• TO DO:
Give the material again in full, matching it exactly.

#####

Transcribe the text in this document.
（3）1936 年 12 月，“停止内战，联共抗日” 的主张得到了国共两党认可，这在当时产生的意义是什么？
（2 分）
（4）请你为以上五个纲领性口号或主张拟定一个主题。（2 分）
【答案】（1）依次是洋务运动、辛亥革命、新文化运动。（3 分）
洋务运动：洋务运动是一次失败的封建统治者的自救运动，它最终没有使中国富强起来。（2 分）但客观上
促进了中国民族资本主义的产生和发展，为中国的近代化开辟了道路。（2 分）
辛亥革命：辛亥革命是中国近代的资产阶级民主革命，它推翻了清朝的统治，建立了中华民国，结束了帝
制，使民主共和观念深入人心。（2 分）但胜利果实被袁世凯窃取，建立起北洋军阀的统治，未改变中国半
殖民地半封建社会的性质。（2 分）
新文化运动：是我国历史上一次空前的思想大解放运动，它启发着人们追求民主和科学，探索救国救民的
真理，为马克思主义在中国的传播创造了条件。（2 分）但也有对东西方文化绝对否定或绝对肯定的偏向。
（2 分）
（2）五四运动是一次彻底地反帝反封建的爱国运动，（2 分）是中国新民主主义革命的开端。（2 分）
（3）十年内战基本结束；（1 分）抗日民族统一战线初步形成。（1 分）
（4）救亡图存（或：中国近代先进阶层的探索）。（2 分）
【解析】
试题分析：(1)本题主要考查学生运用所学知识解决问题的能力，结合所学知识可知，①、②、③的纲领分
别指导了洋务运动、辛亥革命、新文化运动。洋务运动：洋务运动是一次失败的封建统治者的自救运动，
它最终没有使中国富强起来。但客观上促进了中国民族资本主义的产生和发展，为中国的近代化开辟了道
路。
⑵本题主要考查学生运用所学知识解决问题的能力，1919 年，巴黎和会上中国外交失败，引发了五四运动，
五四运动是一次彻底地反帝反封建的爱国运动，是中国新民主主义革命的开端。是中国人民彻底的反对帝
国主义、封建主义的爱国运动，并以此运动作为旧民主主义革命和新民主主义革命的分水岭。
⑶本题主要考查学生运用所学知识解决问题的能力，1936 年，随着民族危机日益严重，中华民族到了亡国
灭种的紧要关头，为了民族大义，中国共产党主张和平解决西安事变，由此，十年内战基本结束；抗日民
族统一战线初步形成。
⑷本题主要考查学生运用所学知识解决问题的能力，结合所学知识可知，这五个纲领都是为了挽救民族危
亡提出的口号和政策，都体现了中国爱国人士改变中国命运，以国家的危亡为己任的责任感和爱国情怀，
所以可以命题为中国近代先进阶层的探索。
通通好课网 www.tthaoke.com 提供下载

#####

• TASK ANSWER:
Transcribe the text in this document.
（3）1936 年 12 月，“停止内战，联共抗日” 的主张得到了国共两党认可，这在当时产生的意义是什么？
（2 分）
（4）请你为以上五个纲领性口号或主张拟定一个主题。（2 分）
【答案】（1）依次是洋务运动、辛亥革命、新文化运动。（3 分）
洋务运动：洋务运动是一次失败的封建统治者的自救运动，它最终没有使中国富强起来。（2 分）但客观上
促进了中国民族资本主义的产生和发展，为中国的近代化开辟了道路。（2 分）
辛亥革命：辛亥革命是中国近代的资产阶级民主革命，它推翻了清朝的统治，建立了中华民国，结束了帝
制，使民主共和观念深入人心。（2 分）但胜利果实被袁世凯窃取，建立起北洋军阀的统治，未改变中国半
殖民地半封建社会的性质。（2 分）
新文化运动：是我国历史上一次空前的思想大解放运动，它启发着人们追求民主和科学，探索救国救民的
真理，为马克思主义在中国的传播创造了条件。（2 分）但也有对东西方文化绝对否定或绝对肯定的偏向。
（2 分）
（2）五四运动是一次彻底地反帝反封建的爱国运动，（2 分）是中国新民主主义革命的开端。（2 分）
（3）十年内战基本结束；（1 分）抗日民族统一战线初步形成。（1 分）
（4）救亡图存（或：中国近代先进阶层的探索）。（2 分）
【解析】
试题分析：(1)本题主要考查学生运用所学知识解决问题的能力，结合所学知识可知，①、②、③的纲领分
别指导了洋务运动、辛亥革命、新文化运动。洋务运动：洋务运动是一次失败的封建统治者的自救运动，
它最终没有使中国富强起来。但客观上促进了中国民族资本主义的产生和发展，为中国的近代化开辟了道
路。
⑵本题主要考查学生运用所学知识解决问题的能力，1919 年，巴黎和会上中国外交失败，引发了五四运动，
五四运动是一次彻底地反帝反封建的爱国运动，是中国新民主主义革命的开端。是中国人民彻底的反对帝
国主义、封建主义的爱国运动，并以此运动作为旧民主主义革命和新民主主义革命的分水岭。
⑶本题主要考查学生运用所学知识解决问题的能力，1936 年，随着民族危机日益严重，中华民族到了亡国
灭种的紧要关头，为了民族大义，中国共产党主张和平解决西安事变，由此，十年内战基本结束；抗日民
族统一战线初步形成。
⑷本题主要考查学生运用所学知识解决问题的能力，结合所学知识可知，这五个纲领都是为了挽救民族危
亡提出的口号和政策，都体现了中国爱国人士改变中国命运，以国家的危亡为己任的责任感和爱国情怀，
所以可以命题为中国近代先进阶层的探索。
通通好课网 www.tthaoke.com 提供下载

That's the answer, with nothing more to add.